## Extracted material
----------
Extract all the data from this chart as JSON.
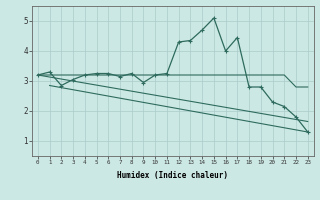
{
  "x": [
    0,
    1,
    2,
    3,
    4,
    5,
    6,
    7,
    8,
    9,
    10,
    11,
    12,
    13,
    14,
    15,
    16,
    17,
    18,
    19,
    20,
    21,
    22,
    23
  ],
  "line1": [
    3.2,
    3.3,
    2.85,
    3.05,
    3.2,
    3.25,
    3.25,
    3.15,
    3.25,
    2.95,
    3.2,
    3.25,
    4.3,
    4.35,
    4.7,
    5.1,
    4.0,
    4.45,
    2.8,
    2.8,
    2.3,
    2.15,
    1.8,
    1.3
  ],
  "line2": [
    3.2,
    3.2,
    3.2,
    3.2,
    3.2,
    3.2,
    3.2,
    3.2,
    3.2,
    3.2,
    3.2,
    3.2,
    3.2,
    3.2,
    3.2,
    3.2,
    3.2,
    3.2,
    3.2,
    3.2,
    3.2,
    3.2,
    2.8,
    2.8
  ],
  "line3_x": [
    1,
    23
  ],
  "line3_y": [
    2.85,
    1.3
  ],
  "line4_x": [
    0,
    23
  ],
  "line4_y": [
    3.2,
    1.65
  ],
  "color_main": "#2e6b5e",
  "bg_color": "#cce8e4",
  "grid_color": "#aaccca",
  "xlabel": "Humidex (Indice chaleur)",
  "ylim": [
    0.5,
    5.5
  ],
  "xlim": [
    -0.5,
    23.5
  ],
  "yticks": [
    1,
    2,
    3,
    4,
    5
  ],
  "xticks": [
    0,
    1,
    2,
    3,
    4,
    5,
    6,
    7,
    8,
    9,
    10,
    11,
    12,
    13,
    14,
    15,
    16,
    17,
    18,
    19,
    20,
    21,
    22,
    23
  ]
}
----------
## Aim of the task
Using the data above, print every line exactly, omitting pictures.

## Answer to the problem
Extract all the data from this chart as JSON.
{
  "x": [
    0,
    1,
    2,
    3,
    4,
    5,
    6,
    7,
    8,
    9,
    10,
    11,
    12,
    13,
    14,
    15,
    16,
    17,
    18,
    19,
    20,
    21,
    22,
    23
  ],
  "line1": [
    3.2,
    3.3,
    2.85,
    3.05,
    3.2,
    3.25,
    3.25,
    3.15,
    3.25,
    2.95,
    3.2,
    3.25,
    4.3,
    4.35,
    4.7,
    5.1,
    4.0,
    4.45,
    2.8,
    2.8,
    2.3,
    2.15,
    1.8,
    1.3
  ],
  "line2": [
    3.2,
    3.2,
    3.2,
    3.2,
    3.2,
    3.2,
    3.2,
    3.2,
    3.2,
    3.2,
    3.2,
    3.2,
    3.2,
    3.2,
    3.2,
    3.2,
    3.2,
    3.2,
    3.2,
    3.2,
    3.2,
    3.2,
    2.8,
    2.8
  ],
  "line3_x": [
    1,
    23
  ],
  "line3_y": [
    2.85,
    1.3
  ],
  "line4_x": [
    0,
    23
  ],
  "line4_y": [
    3.2,
    1.65
  ],
  "color_main": "#2e6b5e",
  "bg_color": "#cce8e4",
  "grid_color": "#aaccca",
  "xlabel": "Humidex (Indice chaleur)",
  "ylim": [
    0.5,
    5.5
  ],
  "xlim": [
    -0.5,
    23.5
  ],
  "yticks": [
    1,
    2,
    3,
    4,
    5
  ],
  "xticks": [
    0,
    1,
    2,
    3,
    4,
    5,
    6,
    7,
    8,
    9,
    10,
    11,
    12,
    13,
    14,
    15,
    16,
    17,
    18,
    19,
    20,
    21,
    22,
    23
  ]
}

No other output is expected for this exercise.